• _Exercise task_
Retype every line of the entries below, character for character.

Collection entries

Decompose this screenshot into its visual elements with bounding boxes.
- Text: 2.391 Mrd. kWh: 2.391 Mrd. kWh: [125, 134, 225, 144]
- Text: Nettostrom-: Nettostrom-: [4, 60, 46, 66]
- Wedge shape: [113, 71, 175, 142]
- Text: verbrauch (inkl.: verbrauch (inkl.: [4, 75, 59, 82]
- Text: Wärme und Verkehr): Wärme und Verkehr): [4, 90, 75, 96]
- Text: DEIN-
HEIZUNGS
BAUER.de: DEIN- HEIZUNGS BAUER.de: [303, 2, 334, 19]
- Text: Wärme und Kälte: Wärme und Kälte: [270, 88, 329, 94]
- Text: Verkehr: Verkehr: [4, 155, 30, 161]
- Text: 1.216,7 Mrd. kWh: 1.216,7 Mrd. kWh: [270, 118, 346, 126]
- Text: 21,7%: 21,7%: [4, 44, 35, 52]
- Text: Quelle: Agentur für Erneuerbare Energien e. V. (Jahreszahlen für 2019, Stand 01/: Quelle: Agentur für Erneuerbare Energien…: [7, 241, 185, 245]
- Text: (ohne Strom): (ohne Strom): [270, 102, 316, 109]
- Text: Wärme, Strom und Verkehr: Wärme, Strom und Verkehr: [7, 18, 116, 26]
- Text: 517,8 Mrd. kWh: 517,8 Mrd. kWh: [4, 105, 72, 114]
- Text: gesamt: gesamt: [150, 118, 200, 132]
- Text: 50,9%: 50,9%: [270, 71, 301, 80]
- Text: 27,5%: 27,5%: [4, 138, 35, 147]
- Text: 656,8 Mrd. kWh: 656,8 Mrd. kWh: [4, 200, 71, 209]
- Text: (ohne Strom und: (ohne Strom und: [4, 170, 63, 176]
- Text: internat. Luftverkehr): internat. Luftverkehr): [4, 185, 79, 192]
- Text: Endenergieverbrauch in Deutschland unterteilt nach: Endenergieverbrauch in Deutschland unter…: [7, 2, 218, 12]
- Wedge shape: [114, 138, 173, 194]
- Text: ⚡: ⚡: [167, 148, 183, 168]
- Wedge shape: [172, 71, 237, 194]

• _Output for this task_
Decompose this screenshot into its visual elements with bounding boxes.
- Text: 2.391 Mrd. kWh: 2.391 Mrd. kWh: [125, 134, 225, 144]
- Text: Nettostrom-: Nettostrom-: [4, 60, 46, 66]
- Wedge shape: [113, 71, 175, 142]
- Text: verbrauch (inkl.: verbrauch (inkl.: [4, 75, 59, 82]
- Text: Wärme und Verkehr): Wärme und Verkehr): [4, 90, 75, 96]
- Text: DEIN-
HEIZUNGS
BAUER.de: DEIN- HEIZUNGS BAUER.de: [303, 2, 334, 19]
- Text: Wärme und Kälte: Wärme und Kälte: [270, 88, 329, 94]
- Text: Verkehr: Verkehr: [4, 155, 30, 161]
- Text: 1.216,7 Mrd. kWh: 1.216,7 Mrd. kWh: [270, 118, 346, 126]
- Text: 21,7%: 21,7%: [4, 44, 35, 52]
- Text: Quelle: Agentur für Erneuerbare Energien e. V. (Jahreszahlen für 2019, Stand 01/: Quelle: Agentur für Erneuerbare Energien…: [7, 241, 185, 245]
- Text: (ohne Strom): (ohne Strom): [270, 102, 316, 109]
- Text: Wärme, Strom und Verkehr: Wärme, Strom und Verkehr: [7, 18, 116, 26]
- Text: 517,8 Mrd. kWh: 517,8 Mrd. kWh: [4, 105, 72, 114]
- Text: gesamt: gesamt: [150, 118, 200, 132]
- Text: 50,9%: 50,9%: [270, 71, 301, 80]
- Text: 27,5%: 27,5%: [4, 138, 35, 147]
- Text: 656,8 Mrd. kWh: 656,8 Mrd. kWh: [4, 200, 71, 209]
- Text: (ohne Strom und: (ohne Strom und: [4, 170, 63, 176]
- Text: internat. Luftverkehr): internat. Luftverkehr): [4, 185, 79, 192]
- Text: Endenergieverbrauch in Deutschland unterteilt nach: Endenergieverbrauch in Deutschland unter…: [7, 2, 218, 12]
- Wedge shape: [114, 138, 173, 194]
- Text: ⚡: ⚡: [167, 148, 183, 168]
- Wedge shape: [172, 71, 237, 194]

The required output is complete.